_TASKS TO PERFORM_
1. Count the lines in the rows that contain the string "inner", with uppercase and lowercase treated as different, and give only that number.
2. Extend the passage on Kenya's majimbo debate, beginning right after its final sentence.

It is on the same basis that PNU campaigners are talking of chaos in Kenya if Majimbo is to be adopted. That people will be forced to move to their ethnically correct jimbo if the system is adopted. But Ruto a pentagon member of ODM says that nothing can stop an idea whose time has come. It seems Majimbo having been on Kenya's glossary since the hey day of the Bomas of Kenya constitution suggests that Kenyans are more likely to accept this system than ever before. That the central government system has not worked since 1963 is a good case of adopting Majimbo. After all people has seen the advantage of resources at the grassroots with a 2.5% of national budget being channelled to the roots using the Constituency Development Fund. What about a 40% rise in such an allocation through the jimbo.
To be ironed out on the majimbo debate will be:
- Cost of political and legislative structures of implementing new regions if not based on provincial administration. Another election to elect the regional representatives.
- Subjection of the Bomas draft to a referendum as is. What about the contentious issues? What will happen if the Bomas draft is rejected, no majimbo?
- Structures based on current provincial administration. Will the provincial administration be scrapped? Will the provincial administrators be elected other than appointed?
- Structures based on civic representatives. Elevate the councillors to be regional leaders, with area MP as governor or a mayors to have more powers. Legal structures to provision this will be required.
- How will resources be earned by regions. Collect taxes within your region, retain 60%, forward 40% to central government. Regions with less resources may result to hut taxes to meet their obligations.Or the central government will have to favour regions without a good tax base leading to inequitable distribution. Or Central government collecting all taxes and then dishing out equal portions to each region.

_ITEMS_
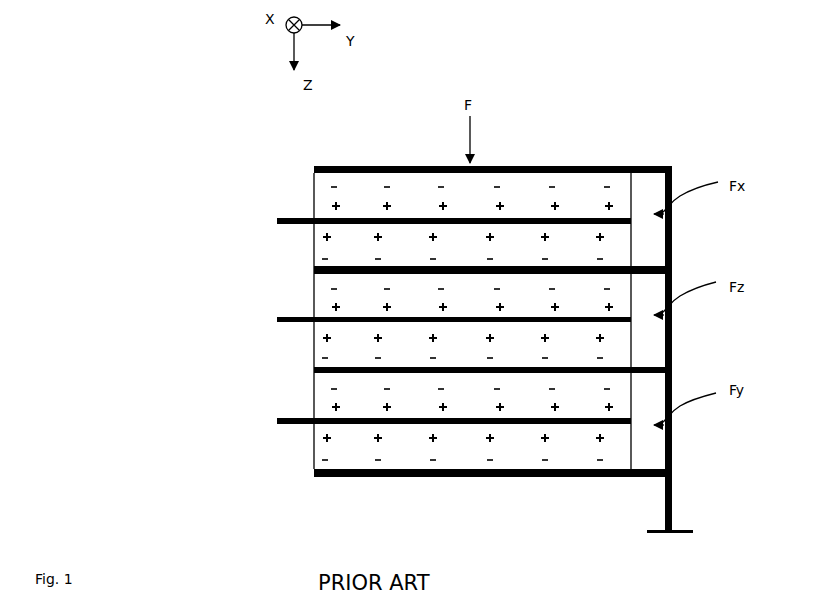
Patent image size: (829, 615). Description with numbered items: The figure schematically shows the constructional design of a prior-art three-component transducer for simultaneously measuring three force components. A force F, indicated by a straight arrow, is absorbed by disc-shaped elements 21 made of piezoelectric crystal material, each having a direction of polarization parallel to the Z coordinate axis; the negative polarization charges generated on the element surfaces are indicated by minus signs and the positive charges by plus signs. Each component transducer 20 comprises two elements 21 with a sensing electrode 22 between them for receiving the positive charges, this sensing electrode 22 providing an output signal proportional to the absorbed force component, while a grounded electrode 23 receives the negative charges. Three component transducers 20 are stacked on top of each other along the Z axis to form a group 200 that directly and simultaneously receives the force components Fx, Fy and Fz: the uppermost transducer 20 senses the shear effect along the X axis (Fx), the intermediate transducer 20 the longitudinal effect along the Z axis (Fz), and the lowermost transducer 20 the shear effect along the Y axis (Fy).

The group 200 is at (70, 150).
The component transducer 20 is at (139, 163).
The element 21 is at (318, 192).
The sensing electrode 22 is at (279, 220).
The electrode 23 is at (672, 500).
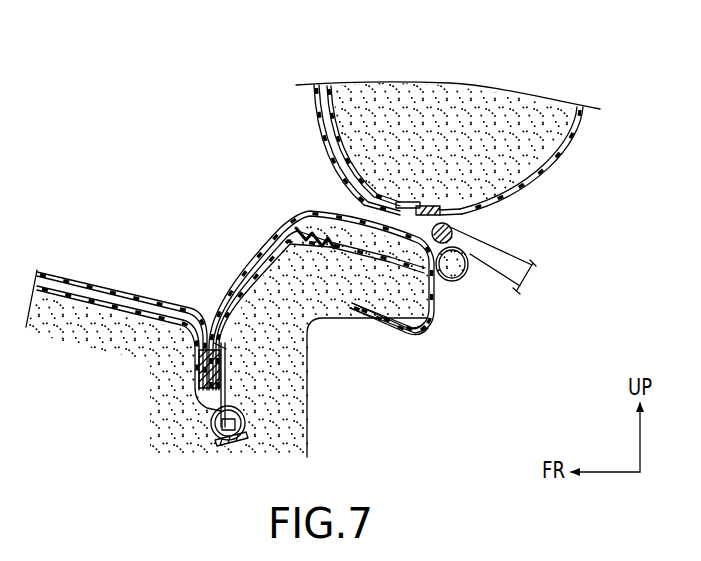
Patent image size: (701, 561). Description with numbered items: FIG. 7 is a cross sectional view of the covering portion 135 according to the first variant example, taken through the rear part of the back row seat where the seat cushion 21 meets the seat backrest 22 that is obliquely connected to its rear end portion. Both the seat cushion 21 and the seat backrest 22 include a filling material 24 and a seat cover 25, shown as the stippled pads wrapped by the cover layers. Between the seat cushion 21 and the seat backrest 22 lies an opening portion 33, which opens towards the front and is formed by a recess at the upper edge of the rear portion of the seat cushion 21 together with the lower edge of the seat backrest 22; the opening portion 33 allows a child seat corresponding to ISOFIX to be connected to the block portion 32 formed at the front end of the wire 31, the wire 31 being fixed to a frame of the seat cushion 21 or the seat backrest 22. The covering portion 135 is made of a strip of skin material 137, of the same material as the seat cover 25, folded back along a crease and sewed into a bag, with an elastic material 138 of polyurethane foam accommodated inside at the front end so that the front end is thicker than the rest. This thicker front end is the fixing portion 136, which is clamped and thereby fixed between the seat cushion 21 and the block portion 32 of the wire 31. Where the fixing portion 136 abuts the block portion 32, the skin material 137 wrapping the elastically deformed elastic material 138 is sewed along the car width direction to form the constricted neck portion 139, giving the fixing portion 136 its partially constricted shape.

The seat cushion 21 is at (115, 276).
The seat backrest 22 is at (580, 136).
The filling material 24 is at (500, 107).
The seat cover 25 is at (312, 106).
The wire 31 is at (512, 253).
The block portion 32 is at (452, 229).
The opening portion 33 is at (328, 231).
The covering portion 135 is at (249, 232).
The fixing portion 136 is at (463, 282).
The skin material 137 is at (246, 252).
The elastic material 138 is at (398, 243).
The constricted neck portion 139 is at (428, 325).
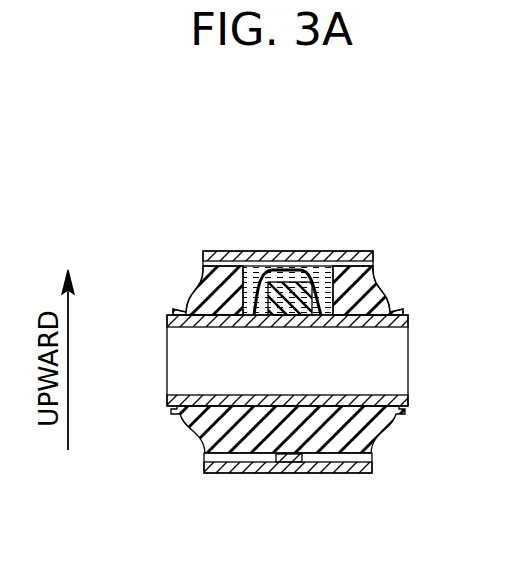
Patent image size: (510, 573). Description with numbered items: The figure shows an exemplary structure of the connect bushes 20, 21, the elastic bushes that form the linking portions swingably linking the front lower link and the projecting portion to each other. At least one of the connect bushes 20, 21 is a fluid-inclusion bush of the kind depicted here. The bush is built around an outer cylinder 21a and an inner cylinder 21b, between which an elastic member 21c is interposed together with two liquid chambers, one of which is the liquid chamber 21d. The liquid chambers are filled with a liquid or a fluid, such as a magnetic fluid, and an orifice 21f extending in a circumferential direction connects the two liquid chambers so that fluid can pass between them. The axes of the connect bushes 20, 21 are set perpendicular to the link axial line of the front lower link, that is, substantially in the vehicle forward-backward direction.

The connect bush 20 is at (371, 223).
The connect bush 21 is at (299, 341).
The outer cylinder 21a is at (262, 252).
The inner cylinder 21b is at (186, 310).
The elastic member 21c is at (365, 422).
The liquid chamber 21d is at (312, 252).
The orifice 21f is at (295, 464).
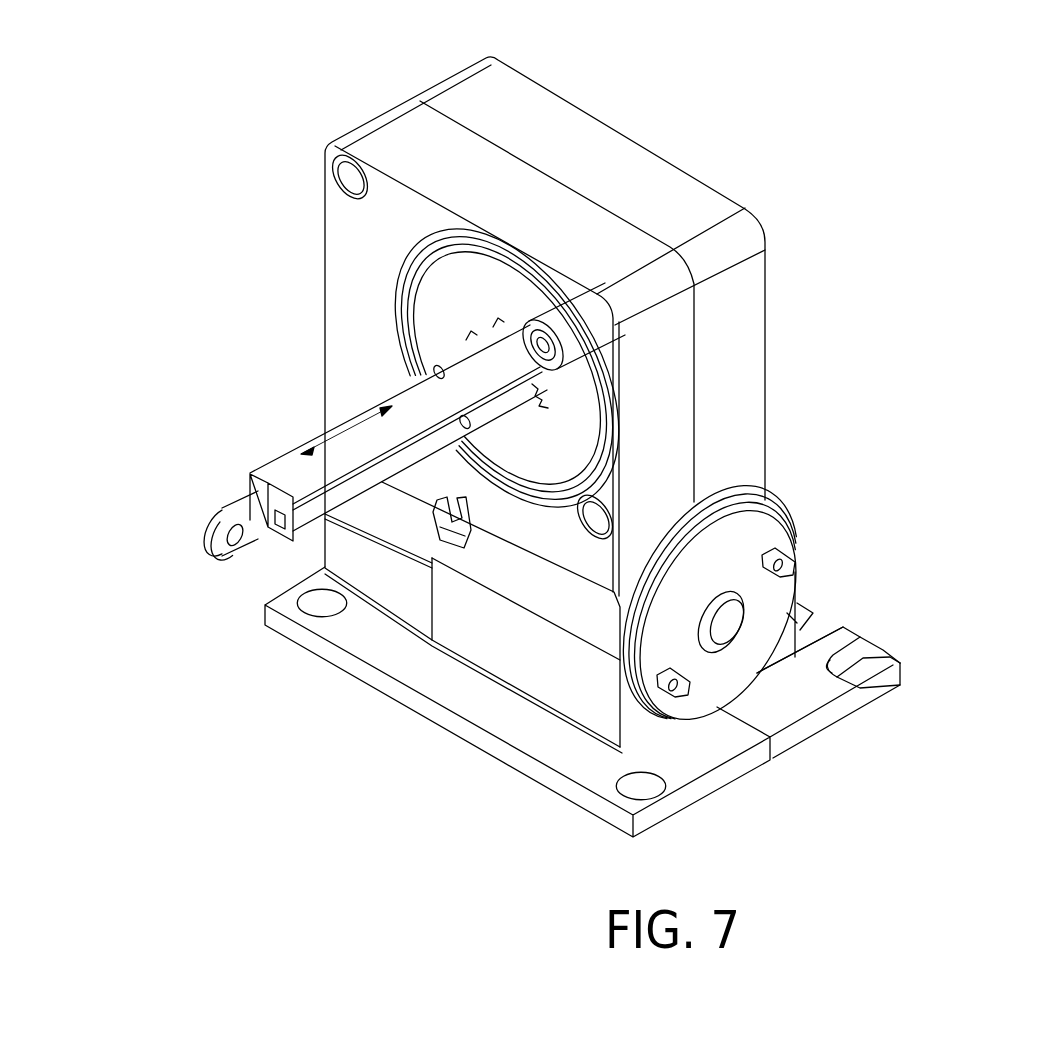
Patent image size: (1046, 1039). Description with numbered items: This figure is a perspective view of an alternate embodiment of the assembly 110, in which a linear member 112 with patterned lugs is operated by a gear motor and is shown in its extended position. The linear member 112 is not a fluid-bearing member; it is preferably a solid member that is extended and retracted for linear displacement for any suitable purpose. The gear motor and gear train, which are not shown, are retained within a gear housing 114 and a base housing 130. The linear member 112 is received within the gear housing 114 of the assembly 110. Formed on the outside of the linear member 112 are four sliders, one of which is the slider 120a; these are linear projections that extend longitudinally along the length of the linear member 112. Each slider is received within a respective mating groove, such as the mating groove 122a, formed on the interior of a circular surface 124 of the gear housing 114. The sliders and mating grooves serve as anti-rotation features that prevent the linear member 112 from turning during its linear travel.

_PER-TASK ANSWERS_
1. 2

2.
- What about cross-regionalborder trade? E.g. transporting cargo from Mombasa port to Busia. Coast region imposes a huge tax on non-local goods, transit taxes through toll stations as the cargo passes Eastern Region, Nairobi Region, Central Region, Rift Valley Region and finally Custom and Excise on Western border. or will regions come together in a COMESA or EAC like trade bloc in order to control cost of production within the country?
- What will be the power of central government over the regional governments. If a regional government imposes punitive regulations on its people or incoming people from other regions, to what extent will the regional government intervene? Will such intervention mean that the regional government will not be autonomous?
- Or Kenya just use the semi-devolved structure of CDF and increase allocation from 2.5% of the budget to 40%? Will this be called majimbo?
Samuel Kivuitu the battled Electoral Commission of Kenya (ECK) Chairman declared voting to be done on Dec 27th 2007 6PM to 5PM. Preliminary results to be expected on Dec 28th 2007. Kenya to move to 2008 with a fourth president or the third continue. Over 14million registered voters to dictate Kenya's destiny and place it in the hands of their leader loved.
Over 180,000 voters are double registered and to be struck of the register after the grace period expires.
Returning officers and their deputies have been appointed. They will not serve in their constituencies to take care of personal interests.
Party nominations for MPand Civic seats set to continue from tomorrow to 16th November.
Formal presidential nominations to be done on 14th to 15th November and form MP and Civic nominations to be done on 23rd and 24th November.
ECK was keen not to put the election day on a Friday(for Muslim sake), Saturday (SDA sake) or Sunday (for Christ's sake).
Past elections were held on:
2002 - Friday the 27th
1997 - Monday the 29th
1992 - Tuesday the 29th
Engineer Tinga Agwambo Raila Odinga Oginga - 50 % (3% drop)
Emilio Mwai Wa Kibaki - 39% (1% rise)
Stephen Kalonzo Musyoka - 8% (no change regardless of miracle launch)
ODM - 50%
PNU - 30%
ODM-K - 8%
The Steadman polled 2,181voters between 20th October and 23rd October in their every two weeks opinion polls.
Raila and Kibaki comfortably meet the constitutional demand of having at least 25% of votes cast in at least 5 provinces.
Voter turnout to be key in the election campaigns.
Using past elections voter turnout esp 92,97and 02:
Raila leads with 46%
Kibaki follows with 44%
Kalonzo trails with 1%
On the Majimbo debate, whether voters want majimbo:
Yes - 38%
No - 44%
Not sure - 7%
Don't know - 10%
Unknown SRCS Next Opinion Polls Expectation: Raila rating to continue going marginally down as Kibaki's rises
TitBits: Raila under pressure to shift base to Bondo and later nominate elder brother Oburu to parliament. Langata seat the most hottest as Kibaki men ready for a defeat
Kenyans will be guided by this campaign issue whichever way one looks at it. It means different things to different people. At the high and up there it is a Kikuyu-Luo affair. Others it is where our tribesman is and what he has been promised come January 2008.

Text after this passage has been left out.